Work to complete: Each line of the listing that contains the word "rodinných" is to be copied.

Saved data entries

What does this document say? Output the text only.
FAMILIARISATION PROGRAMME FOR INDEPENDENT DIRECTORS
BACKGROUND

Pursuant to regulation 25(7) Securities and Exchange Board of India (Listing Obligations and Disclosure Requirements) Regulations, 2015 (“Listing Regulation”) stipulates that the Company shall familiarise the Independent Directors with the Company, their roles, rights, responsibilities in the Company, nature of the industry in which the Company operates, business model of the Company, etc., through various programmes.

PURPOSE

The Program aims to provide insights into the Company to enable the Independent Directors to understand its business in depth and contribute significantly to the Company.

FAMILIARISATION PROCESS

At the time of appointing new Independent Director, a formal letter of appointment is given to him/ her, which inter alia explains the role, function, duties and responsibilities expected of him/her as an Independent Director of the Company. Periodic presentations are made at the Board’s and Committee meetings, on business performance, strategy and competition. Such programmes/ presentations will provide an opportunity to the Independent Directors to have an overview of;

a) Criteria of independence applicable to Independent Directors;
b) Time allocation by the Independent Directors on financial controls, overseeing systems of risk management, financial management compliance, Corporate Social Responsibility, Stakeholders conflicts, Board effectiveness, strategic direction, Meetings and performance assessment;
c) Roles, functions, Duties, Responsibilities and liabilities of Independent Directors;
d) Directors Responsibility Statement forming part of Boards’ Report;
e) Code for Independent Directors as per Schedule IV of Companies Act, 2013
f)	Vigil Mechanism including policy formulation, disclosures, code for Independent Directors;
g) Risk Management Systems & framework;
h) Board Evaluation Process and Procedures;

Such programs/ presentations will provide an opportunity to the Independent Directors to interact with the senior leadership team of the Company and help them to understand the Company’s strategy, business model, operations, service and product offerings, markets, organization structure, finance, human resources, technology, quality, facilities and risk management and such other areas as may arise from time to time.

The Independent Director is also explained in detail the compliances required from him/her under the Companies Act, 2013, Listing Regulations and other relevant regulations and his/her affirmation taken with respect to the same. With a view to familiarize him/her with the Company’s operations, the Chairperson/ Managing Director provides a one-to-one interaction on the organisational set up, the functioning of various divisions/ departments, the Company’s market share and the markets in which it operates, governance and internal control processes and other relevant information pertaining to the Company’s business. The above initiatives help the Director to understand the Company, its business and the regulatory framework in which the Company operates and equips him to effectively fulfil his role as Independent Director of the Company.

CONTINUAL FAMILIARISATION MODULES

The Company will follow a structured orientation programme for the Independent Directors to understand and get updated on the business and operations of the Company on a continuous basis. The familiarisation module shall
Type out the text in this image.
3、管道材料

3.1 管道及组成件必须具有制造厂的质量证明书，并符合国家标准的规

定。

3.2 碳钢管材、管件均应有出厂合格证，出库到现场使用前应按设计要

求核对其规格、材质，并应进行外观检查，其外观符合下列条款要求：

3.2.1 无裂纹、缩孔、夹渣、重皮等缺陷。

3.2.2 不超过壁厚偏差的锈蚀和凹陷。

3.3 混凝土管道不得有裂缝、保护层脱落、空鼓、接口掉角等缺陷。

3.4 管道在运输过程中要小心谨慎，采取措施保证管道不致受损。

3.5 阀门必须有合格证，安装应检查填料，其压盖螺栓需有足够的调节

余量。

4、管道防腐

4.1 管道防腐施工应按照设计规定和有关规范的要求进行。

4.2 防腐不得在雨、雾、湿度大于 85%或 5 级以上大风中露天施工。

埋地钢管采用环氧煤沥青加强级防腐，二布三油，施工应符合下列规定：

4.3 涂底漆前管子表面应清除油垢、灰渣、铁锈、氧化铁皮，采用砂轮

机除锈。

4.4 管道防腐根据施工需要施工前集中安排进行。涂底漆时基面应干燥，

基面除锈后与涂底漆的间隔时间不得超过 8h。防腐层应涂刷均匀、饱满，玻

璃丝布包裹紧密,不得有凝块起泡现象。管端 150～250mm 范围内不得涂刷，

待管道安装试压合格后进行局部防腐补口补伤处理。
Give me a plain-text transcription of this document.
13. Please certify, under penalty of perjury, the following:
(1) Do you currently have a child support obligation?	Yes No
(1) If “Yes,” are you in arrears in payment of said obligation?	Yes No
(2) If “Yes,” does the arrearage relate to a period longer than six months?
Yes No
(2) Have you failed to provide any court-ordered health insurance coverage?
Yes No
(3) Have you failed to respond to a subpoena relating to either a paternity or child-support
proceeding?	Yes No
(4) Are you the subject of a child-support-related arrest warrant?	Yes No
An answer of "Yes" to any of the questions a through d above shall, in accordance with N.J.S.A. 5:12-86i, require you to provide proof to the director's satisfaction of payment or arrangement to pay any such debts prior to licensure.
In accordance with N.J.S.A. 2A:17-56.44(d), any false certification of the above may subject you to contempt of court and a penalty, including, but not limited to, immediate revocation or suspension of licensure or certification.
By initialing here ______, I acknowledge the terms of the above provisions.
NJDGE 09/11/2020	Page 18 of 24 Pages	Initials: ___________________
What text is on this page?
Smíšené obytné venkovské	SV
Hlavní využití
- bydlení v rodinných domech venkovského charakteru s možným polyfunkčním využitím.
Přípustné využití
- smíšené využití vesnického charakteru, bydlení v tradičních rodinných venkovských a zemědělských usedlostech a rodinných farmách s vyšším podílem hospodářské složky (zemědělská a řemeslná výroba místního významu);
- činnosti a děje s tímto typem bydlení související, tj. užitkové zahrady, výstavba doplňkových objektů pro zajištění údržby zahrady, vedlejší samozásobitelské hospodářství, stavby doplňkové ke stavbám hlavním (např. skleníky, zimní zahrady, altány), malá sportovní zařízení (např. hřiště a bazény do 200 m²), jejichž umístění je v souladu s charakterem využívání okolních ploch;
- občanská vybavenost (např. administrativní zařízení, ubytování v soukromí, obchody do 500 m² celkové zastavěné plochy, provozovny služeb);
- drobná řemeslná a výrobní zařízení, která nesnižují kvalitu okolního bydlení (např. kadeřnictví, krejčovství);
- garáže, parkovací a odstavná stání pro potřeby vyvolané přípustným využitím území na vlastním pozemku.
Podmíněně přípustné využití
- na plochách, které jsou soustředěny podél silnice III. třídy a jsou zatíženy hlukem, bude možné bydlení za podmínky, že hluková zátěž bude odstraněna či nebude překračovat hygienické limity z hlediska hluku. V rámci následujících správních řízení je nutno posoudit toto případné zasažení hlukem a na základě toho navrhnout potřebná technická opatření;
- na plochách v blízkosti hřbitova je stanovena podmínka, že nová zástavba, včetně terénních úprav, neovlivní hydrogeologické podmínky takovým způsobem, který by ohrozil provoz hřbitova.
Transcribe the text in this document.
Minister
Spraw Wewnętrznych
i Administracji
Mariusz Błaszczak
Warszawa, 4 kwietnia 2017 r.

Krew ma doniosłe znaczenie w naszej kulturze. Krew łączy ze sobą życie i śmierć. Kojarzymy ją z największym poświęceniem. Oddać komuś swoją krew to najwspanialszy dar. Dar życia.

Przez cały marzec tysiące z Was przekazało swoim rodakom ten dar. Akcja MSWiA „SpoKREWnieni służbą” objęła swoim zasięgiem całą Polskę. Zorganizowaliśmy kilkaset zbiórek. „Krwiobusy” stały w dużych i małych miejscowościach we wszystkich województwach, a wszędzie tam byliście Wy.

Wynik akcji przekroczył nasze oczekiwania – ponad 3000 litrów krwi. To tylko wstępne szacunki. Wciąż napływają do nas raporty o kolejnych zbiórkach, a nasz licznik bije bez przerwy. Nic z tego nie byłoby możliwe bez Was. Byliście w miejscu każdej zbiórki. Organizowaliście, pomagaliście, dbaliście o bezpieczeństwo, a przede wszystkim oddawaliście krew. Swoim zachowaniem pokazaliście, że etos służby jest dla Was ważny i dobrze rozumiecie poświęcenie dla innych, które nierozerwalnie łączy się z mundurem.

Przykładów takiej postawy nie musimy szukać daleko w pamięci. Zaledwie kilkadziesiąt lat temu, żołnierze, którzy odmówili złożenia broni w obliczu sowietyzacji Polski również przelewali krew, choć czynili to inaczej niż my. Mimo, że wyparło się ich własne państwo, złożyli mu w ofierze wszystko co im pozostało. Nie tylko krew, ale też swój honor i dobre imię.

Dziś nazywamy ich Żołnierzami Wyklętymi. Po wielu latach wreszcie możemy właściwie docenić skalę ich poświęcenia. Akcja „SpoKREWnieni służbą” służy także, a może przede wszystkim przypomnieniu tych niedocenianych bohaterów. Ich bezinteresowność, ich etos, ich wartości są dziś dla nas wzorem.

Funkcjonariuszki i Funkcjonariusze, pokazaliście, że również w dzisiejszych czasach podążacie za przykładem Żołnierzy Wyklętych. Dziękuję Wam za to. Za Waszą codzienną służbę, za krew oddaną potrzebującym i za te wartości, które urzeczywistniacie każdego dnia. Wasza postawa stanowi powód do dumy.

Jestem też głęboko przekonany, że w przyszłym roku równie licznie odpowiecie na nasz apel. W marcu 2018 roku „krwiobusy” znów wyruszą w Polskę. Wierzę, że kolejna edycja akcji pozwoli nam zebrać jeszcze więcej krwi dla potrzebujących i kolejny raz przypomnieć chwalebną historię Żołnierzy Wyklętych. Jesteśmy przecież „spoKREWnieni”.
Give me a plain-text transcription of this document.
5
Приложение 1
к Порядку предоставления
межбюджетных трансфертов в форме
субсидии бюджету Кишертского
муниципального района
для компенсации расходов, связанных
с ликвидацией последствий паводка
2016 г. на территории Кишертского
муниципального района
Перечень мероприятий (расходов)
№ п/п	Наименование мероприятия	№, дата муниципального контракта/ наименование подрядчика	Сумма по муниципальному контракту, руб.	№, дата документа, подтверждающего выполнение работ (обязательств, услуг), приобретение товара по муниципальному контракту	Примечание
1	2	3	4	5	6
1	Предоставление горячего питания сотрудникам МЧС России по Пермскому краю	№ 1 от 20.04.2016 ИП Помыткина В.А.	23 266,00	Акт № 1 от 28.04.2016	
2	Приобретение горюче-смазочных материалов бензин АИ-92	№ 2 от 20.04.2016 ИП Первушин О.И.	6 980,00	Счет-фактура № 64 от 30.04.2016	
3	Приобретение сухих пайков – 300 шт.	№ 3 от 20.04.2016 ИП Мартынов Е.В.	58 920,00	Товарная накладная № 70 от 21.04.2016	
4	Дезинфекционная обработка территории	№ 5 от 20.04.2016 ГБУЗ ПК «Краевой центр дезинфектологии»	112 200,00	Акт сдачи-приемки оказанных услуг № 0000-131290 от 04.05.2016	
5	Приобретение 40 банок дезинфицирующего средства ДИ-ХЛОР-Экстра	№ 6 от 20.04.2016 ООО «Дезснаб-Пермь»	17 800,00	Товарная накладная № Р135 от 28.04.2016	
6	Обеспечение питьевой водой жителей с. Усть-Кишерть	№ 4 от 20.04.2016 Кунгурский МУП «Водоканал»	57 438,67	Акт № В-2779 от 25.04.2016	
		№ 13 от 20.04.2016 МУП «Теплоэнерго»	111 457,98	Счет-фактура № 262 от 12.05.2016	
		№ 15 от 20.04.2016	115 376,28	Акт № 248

Task response:
- bydlení v rodinných domech venkovského charakteru s možným polyfunkčním využitím.
- smíšené využití vesnického charakteru, bydlení v tradičních rodinných venkovských a zemědělských usedlostech a rodinných farmách s vyšším podílem hospodářské složky (zemědělská a řemeslná výroba místního významu);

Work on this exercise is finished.